Copy out every line in which the string "SALERIKA" occurs.

---- Data entries

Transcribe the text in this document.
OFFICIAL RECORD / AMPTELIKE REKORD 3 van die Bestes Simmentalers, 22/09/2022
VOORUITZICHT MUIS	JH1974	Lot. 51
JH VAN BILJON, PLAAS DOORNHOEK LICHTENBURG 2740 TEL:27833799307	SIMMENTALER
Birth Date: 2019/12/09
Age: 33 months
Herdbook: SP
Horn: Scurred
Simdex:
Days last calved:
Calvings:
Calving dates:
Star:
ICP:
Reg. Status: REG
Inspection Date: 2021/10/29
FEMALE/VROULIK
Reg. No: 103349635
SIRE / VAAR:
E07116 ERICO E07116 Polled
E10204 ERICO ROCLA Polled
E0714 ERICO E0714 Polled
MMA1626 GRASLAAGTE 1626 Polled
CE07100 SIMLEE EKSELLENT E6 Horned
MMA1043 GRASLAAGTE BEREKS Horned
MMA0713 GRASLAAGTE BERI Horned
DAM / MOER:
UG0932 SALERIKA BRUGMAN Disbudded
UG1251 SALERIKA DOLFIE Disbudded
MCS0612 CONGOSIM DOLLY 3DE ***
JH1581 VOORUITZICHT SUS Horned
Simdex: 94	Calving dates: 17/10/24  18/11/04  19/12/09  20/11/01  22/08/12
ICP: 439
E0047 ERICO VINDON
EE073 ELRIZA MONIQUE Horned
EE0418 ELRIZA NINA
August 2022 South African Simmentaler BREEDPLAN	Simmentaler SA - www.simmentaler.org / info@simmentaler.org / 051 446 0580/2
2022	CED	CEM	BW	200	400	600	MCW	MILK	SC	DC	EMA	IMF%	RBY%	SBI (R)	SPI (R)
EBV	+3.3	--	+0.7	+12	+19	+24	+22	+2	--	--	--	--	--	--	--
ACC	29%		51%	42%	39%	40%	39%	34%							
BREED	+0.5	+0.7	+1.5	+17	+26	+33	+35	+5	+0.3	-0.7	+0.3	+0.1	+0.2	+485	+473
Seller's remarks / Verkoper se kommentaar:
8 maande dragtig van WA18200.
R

--------

> _Full output_
UG0932 SALERIKA BRUGMAN Disbudded
UG1251 SALERIKA DOLFIE Disbudded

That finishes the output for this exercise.